======== DATA SHOWN

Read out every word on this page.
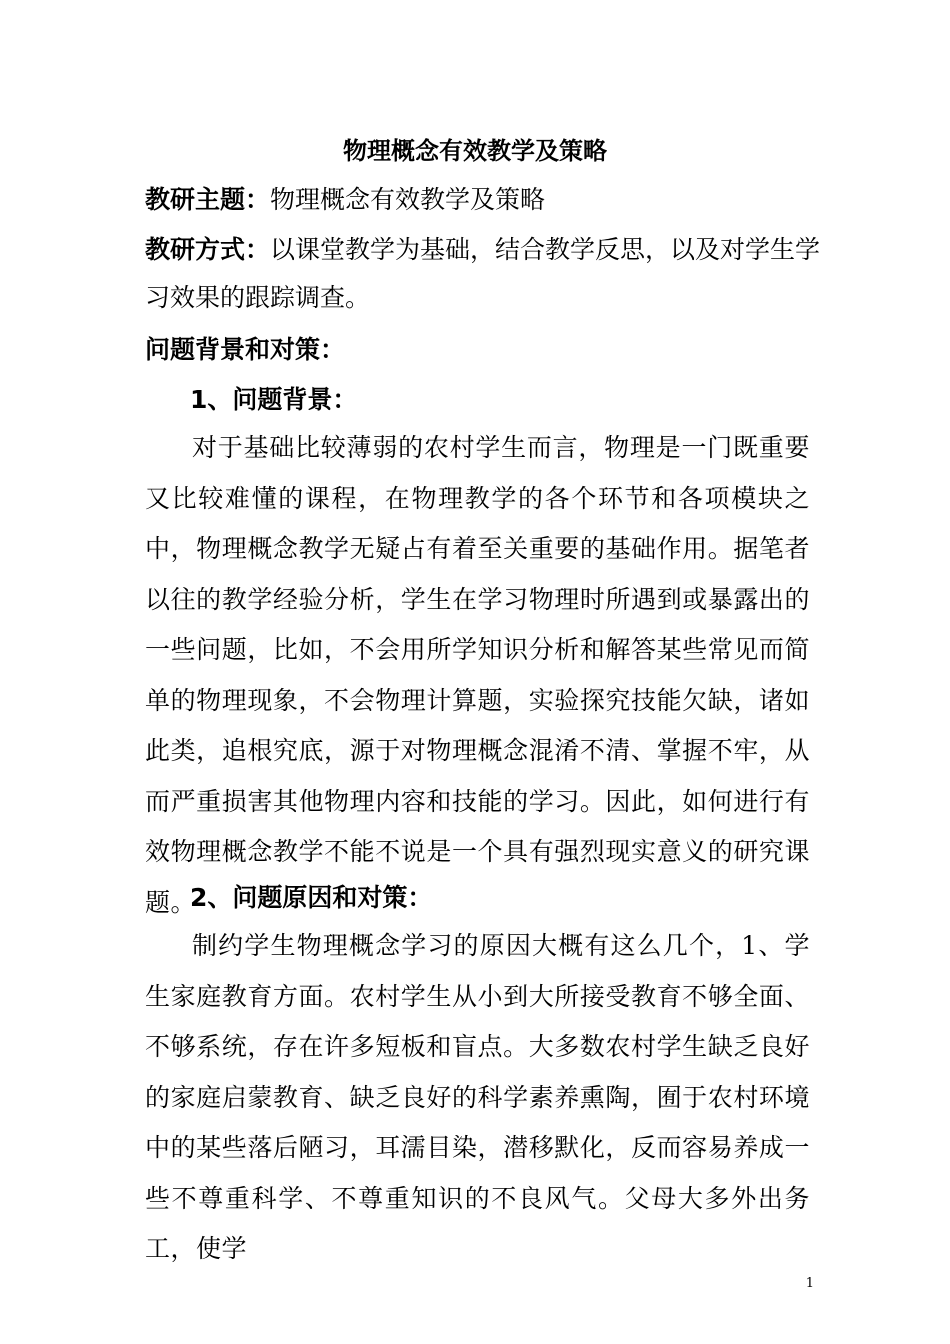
物理概念有效教学及策略
教研主题：物理概念有效教学及策略
教研方式：以课堂教学为基础，结合教学反思，以及对学生学
习效果的跟踪调查。
问题背景和对策：
1、问题背景：
对于基础比较薄弱的农村学生而言，物理是一门既重要又比较难懂的课程，在物理教学的各个环节和各项模块之中，物理概念教学无疑占有着至关重要的基础作用。据笔者以往的教学经验分析，学生在学习物理时所遇到或暴露出的一些问题，比如，不会用所学知识分析和解答某些常见而简单的物理现象，不会物理计算题，实验探究技能欠缺，诸如此类，追根究底，源于对物理概念混淆不清、掌握不牢，从而严重损害其他物理内容和技能的学习。因此，如何进行有效物理概念教学不能不说是一个具有强烈现实意义的研究课题。
2、问题原因和对策：
制约学生物理概念学习的原因大概有这么几个，1、学生家庭教育方面。农村学生从小到大所接受教育不够全面、不够系统，存在许多短板和盲点。大多数农村学生缺乏良好的家庭启蒙教育、缺乏良好的科学素养熏陶，囿于农村环境中的某些落后陋习，耳濡目染，潜移默化，反而容易养成一些不尊重科学、不尊重知识的不良风气。父母大多外出务工，使学
1
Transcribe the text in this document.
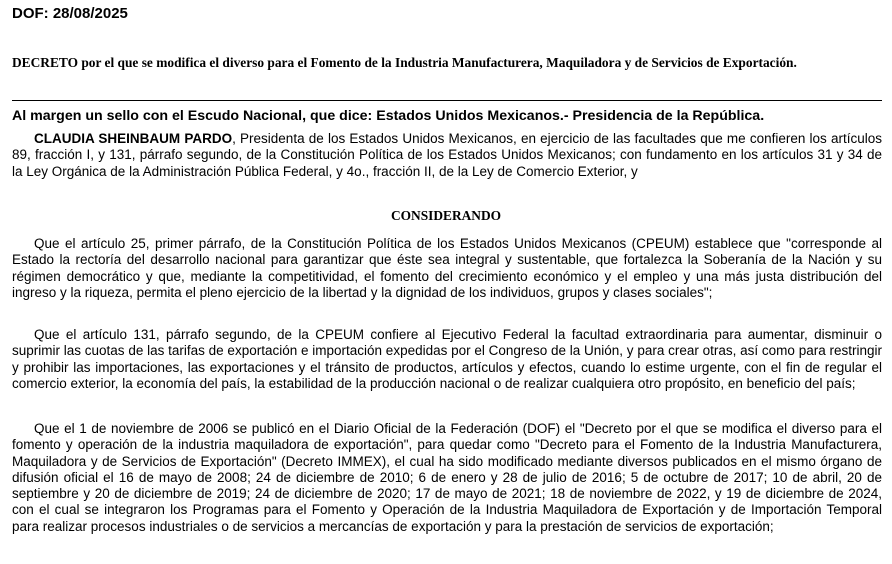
DOF: 28/08/2025
DECRETO por el que se modifica el diverso para el Fomento de la Industria Manufacturera, Maquiladora y de Servicios de Exportación.
Al margen un sello con el Escudo Nacional, que dice: Estados Unidos Mexicanos.- Presidencia de la República.

CLAUDIA SHEINBAUM PARDO, Presidenta de los Estados Unidos Mexicanos, en ejercicio de las facultades que me confieren los artículos 89, fracción I, y 131, párrafo segundo, de la Constitución Política de los Estados Unidos Mexicanos; con fundamento en los artículos 31 y 34 de la Ley Orgánica de la Administración Pública Federal, y 4o., fracción II, de la Ley de Comercio Exterior, y

CONSIDERANDO

Que el artículo 25, primer párrafo, de la Constitución Política de los Estados Unidos Mexicanos (CPEUM) establece que "corresponde al Estado la rectoría del desarrollo nacional para garantizar que éste sea integral y sustentable, que fortalezca la Soberanía de la Nación y su régimen democrático y que, mediante la competitividad, el fomento del crecimiento económico y el empleo y una más justa distribución del ingreso y la riqueza, permita el pleno ejercicio de la libertad y la dignidad de los individuos, grupos y clases sociales";

Que el artículo 131, párrafo segundo, de la CPEUM confiere al Ejecutivo Federal la facultad extraordinaria para aumentar, disminuir o suprimir las cuotas de las tarifas de exportación e importación expedidas por el Congreso de la Unión, y para crear otras, así como para restringir y prohibir las importaciones, las exportaciones y el tránsito de productos, artículos y efectos, cuando lo estime urgente, con el fin de regular el comercio exterior, la economía del país, la estabilidad de la producción nacional o de realizar cualquiera otro propósito, en beneficio del país;

Que el 1 de noviembre de 2006 se publicó en el Diario Oficial de la Federación (DOF) el "Decreto por el que se modifica el diverso para el fomento y operación de la industria maquiladora de exportación", para quedar como "Decreto para el Fomento de la Industria Manufacturera, Maquiladora y de Servicios de Exportación" (Decreto IMMEX), el cual ha sido modificado mediante diversos publicados en el mismo órgano de difusión oficial el 16 de mayo de 2008; 24 de diciembre de 2010; 6 de enero y 28 de julio de 2016; 5 de octubre de 2017; 10 de abril, 20 de septiembre y 20 de diciembre de 2019; 24 de diciembre de 2020; 17 de mayo de 2021; 18 de noviembre de 2022, y 19 de diciembre de 2024, con el cual se integraron los Programas para el Fomento y Operación de la Industria Maquiladora de Exportación y de Importación Temporal para realizar procesos industriales o de servicios a mercancías de exportación y para la prestación de servicios de exportación;
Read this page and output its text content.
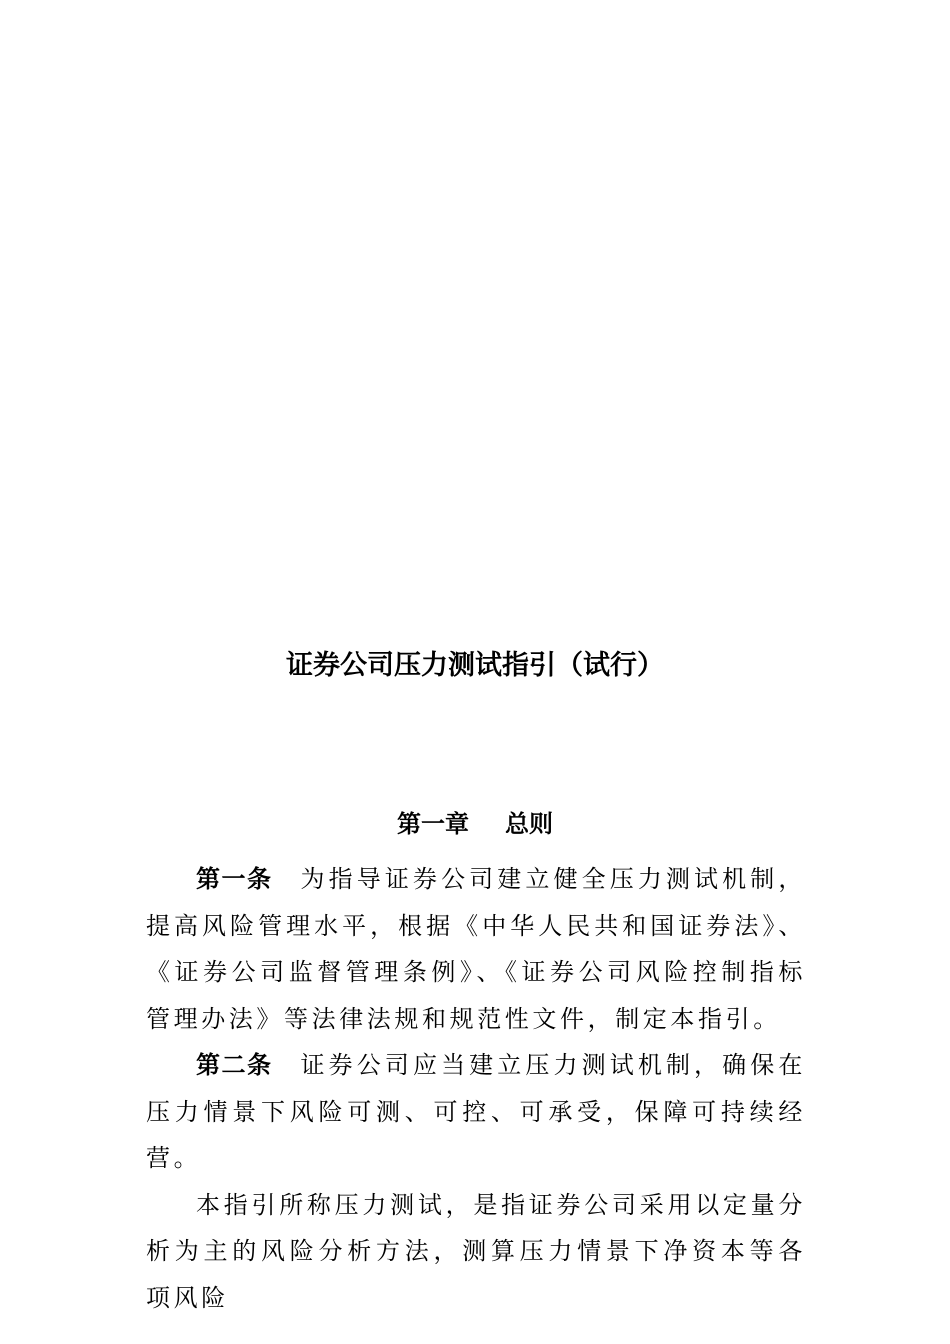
证券公司压力测试指引（试行）
第一章 总则

第一条 为指导证券公司建立健全压力测试机制，提高风险管理水平，根据《中华人民共和国证券法》、《证券公司监督管理条例》、《证券公司风险控制指标管理办法》等法律法规和规范性文件，制定本指引。

第二条 证券公司应当建立压力测试机制，确保在压力情景下风险可测、可控、可承受，保障可持续经营。

本指引所称压力测试，是指证券公司采用以定量分析为主的风险分析方法，测算压力情景下净资本等各项风险
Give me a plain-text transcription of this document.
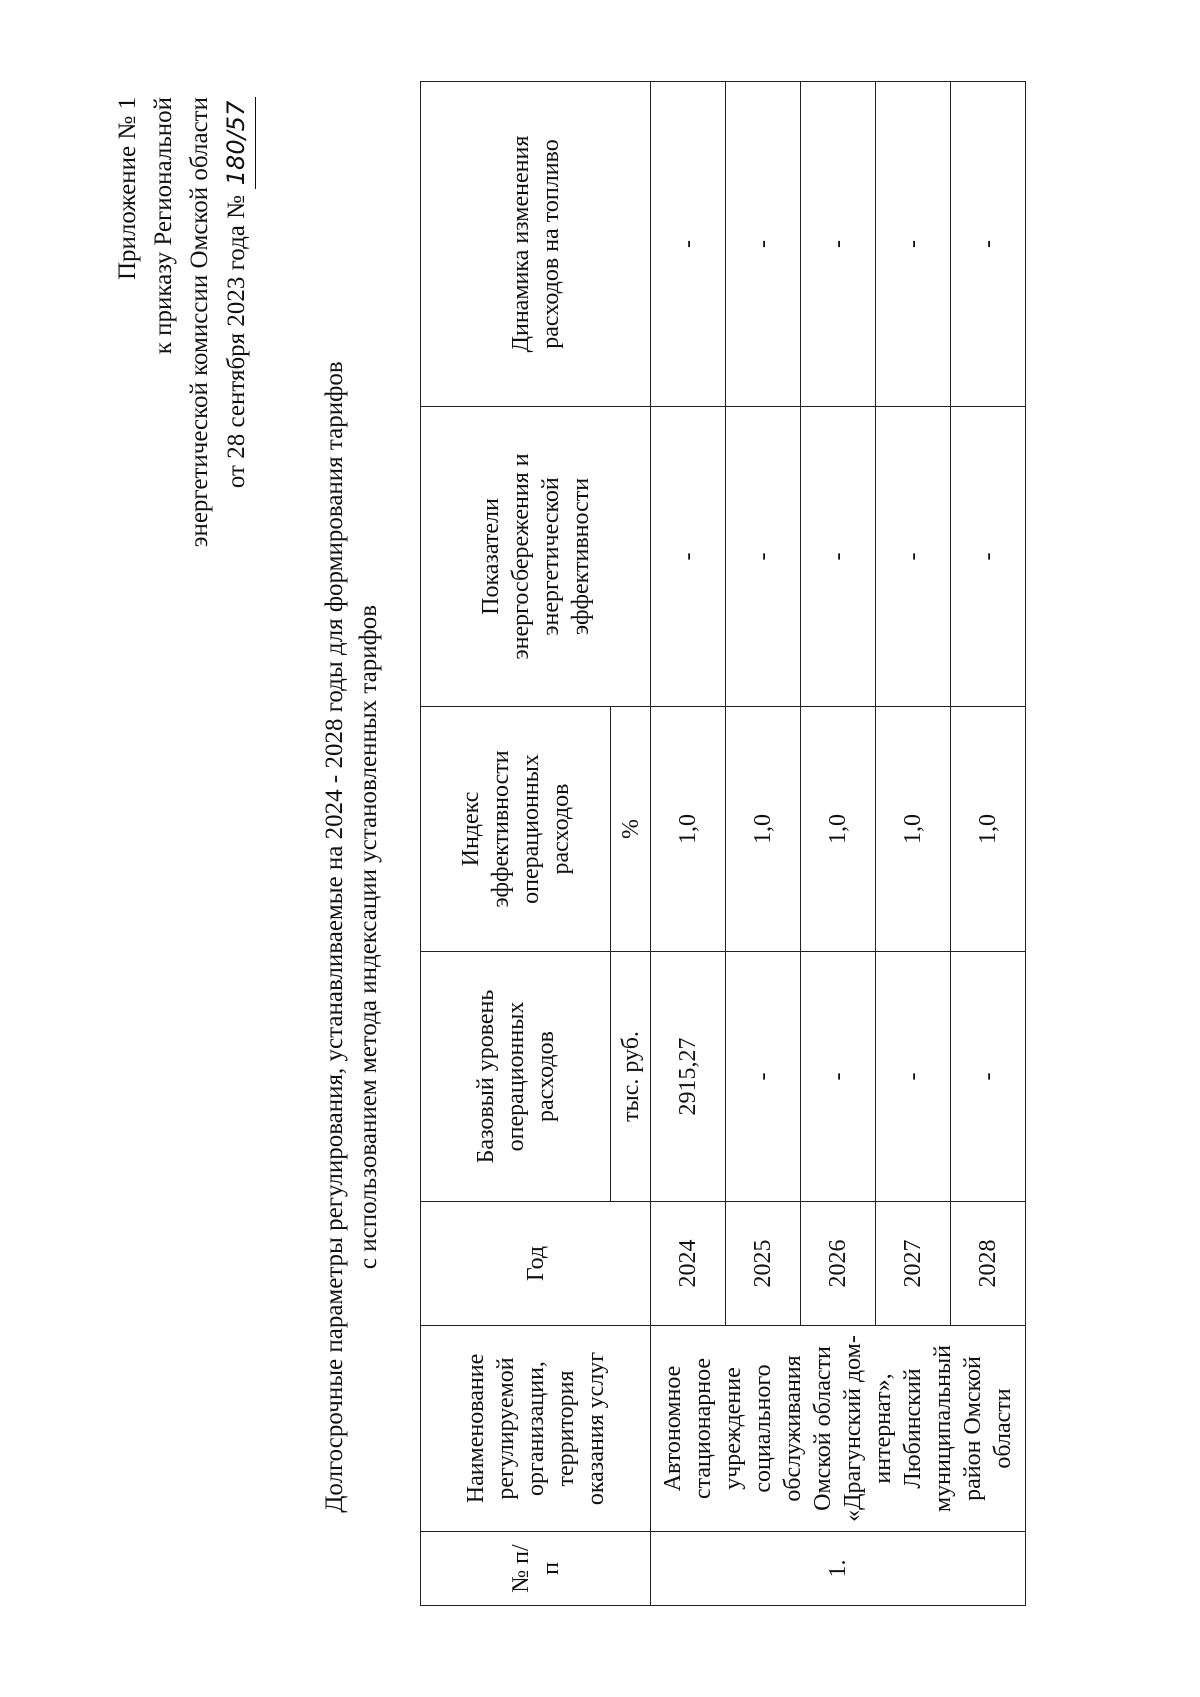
Приложение № 1 к приказу Региональной энергетической комиссии Омской области от 28 сентября 2023 года №180/57
Долгосрочные параметры регулирования, устанавливаемые на 2024 - 2028 годы для формирования тарифов с использованием метода индексации установленных тарифов
№ п/п	Наименование регулируемой организации, территория оказания услуг	Год	Базовый уровень операционных расходов	Индекс эффективности операционных расходов	Показатели энергосбережения и энергетической эффективности	Динамика изменения расходов на топливо
			тыс. руб.	%		
1.	Автономное стационарное учреждение социального обслуживания Омской области «Драгунский дом-интернат», Любинский муниципальный район Омской области	2024	2915,27	1,0	-	-
		2025	-	1,0	-	-
		2026	-	1,0	-	-
		2027	-	1,0	-	-
		2028	-	1,0	-	-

================

◆ **STATED TASK**: Give the data above again in full and unchanged, skipping the pictures.

◆ **RESULT BELOW**:
Read out every word on this page.
物理概念有效教学及策略
教研主题：物理概念有效教学及策略
教研方式：以课堂教学为基础，结合教学反思，以及对学生学
习效果的跟踪调查。
问题背景和对策：
1、问题背景：
对于基础比较薄弱的农村学生而言，物理是一门既重要又比较难懂的课程，在物理教学的各个环节和各项模块之中，物理概念教学无疑占有着至关重要的基础作用。据笔者以往的教学经验分析，学生在学习物理时所遇到或暴露出的一些问题，比如，不会用所学知识分析和解答某些常见而简单的物理现象，不会物理计算题，实验探究技能欠缺，诸如此类，追根究底，源于对物理概念混淆不清、掌握不牢，从而严重损害其他物理内容和技能的学习。因此，如何进行有效物理概念教学不能不说是一个具有强烈现实意义的研究课题。
2、问题原因和对策：
制约学生物理概念学习的原因大概有这么几个，1、学生家庭教育方面。农村学生从小到大所接受教育不够全面、不够系统，存在许多短板和盲点。大多数农村学生缺乏良好的家庭启蒙教育、缺乏良好的科学素养熏陶，囿于农村环境中的某些落后陋习，耳濡目染，潜移默化，反而容易养成一些不尊重科学、不尊重知识的不良风气。父母大多外出务工，使学
1
Transcribe the text in this document.
DOF: 28/08/2025
DECRETO por el que se modifica el diverso para el Fomento de la Industria Manufacturera, Maquiladora y de Servicios de Exportación.
Al margen un sello con el Escudo Nacional, que dice: Estados Unidos Mexicanos.- Presidencia de la República.

CLAUDIA SHEINBAUM PARDO, Presidenta de los Estados Unidos Mexicanos, en ejercicio de las facultades que me confieren los artículos 89, fracción I, y 131, párrafo segundo, de la Constitución Política de los Estados Unidos Mexicanos; con fundamento en los artículos 31 y 34 de la Ley Orgánica de la Administración Pública Federal, y 4o., fracción II, de la Ley de Comercio Exterior, y

CONSIDERANDO

Que el artículo 25, primer párrafo, de la Constitución Política de los Estados Unidos Mexicanos (CPEUM) establece que "corresponde al Estado la rectoría del desarrollo nacional para garantizar que éste sea integral y sustentable, que fortalezca la Soberanía de la Nación y su régimen democrático y que, mediante la competitividad, el fomento del crecimiento económico y el empleo y una más justa distribución del ingreso y la riqueza, permita el pleno ejercicio de la libertad y la dignidad de los individuos, grupos y clases sociales";

Que el artículo 131, párrafo segundo, de la CPEUM confiere al Ejecutivo Federal la facultad extraordinaria para aumentar, disminuir o suprimir las cuotas de las tarifas de exportación e importación expedidas por el Congreso de la Unión, y para crear otras, así como para restringir y prohibir las importaciones, las exportaciones y el tránsito de productos, artículos y efectos, cuando lo estime urgente, con el fin de regular el comercio exterior, la economía del país, la estabilidad de la producción nacional o de realizar cualquiera otro propósito, en beneficio del país;

Que el 1 de noviembre de 2006 se publicó en el Diario Oficial de la Federación (DOF) el "Decreto por el que se modifica el diverso para el fomento y operación de la industria maquiladora de exportación", para quedar como "Decreto para el Fomento de la Industria Manufacturera, Maquiladora y de Servicios de Exportación" (Decreto IMMEX), el cual ha sido modificado mediante diversos publicados en el mismo órgano de difusión oficial el 16 de mayo de 2008; 24 de diciembre de 2010; 6 de enero y 28 de julio de 2016; 5 de octubre de 2017; 10 de abril, 20 de septiembre y 20 de diciembre de 2019; 24 de diciembre de 2020; 17 de mayo de 2021; 18 de noviembre de 2022, y 19 de diciembre de 2024, con el cual se integraron los Programas para el Fomento y Operación de la Industria Maquiladora de Exportación y de Importación Temporal para realizar procesos industriales o de servicios a mercancías de exportación y para la prestación de servicios de exportación;
Read this page and output its text content.
证券公司压力测试指引（试行）
第一章 总则

第一条 为指导证券公司建立健全压力测试机制，提高风险管理水平，根据《中华人民共和国证券法》、《证券公司监督管理条例》、《证券公司风险控制指标管理办法》等法律法规和规范性文件，制定本指引。

第二条 证券公司应当建立压力测试机制，确保在压力情景下风险可测、可控、可承受，保障可持续经营。

本指引所称压力测试，是指证券公司采用以定量分析为主的风险分析方法，测算压力情景下净资本等各项风险
Give me a plain-text transcription of this document.
Приложение № 1 к приказу Региональной энергетической комиссии Омской области от 28 сентября 2023 года №180/57
Долгосрочные параметры регулирования, устанавливаемые на 2024 - 2028 годы для формирования тарифов с использованием метода индексации установленных тарифов
№ п/п	Наименование регулируемой организации, территория оказания услуг	Год	Базовый уровень операционных расходов	Индекс эффективности операционных расходов	Показатели энергосбережения и энергетической эффективности	Динамика изменения расходов на топливо
			тыс. руб.	%		
1.	Автономное стационарное учреждение социального обслуживания Омской области «Драгунский дом-интернат», Любинский муниципальный район Омской области	2024	2915,27	1,0	-	-
		2025	-	1,0	-	-
		2026	-	1,0	-	-
		2027	-	1,0	-	-
		2028	-	1,0	-	-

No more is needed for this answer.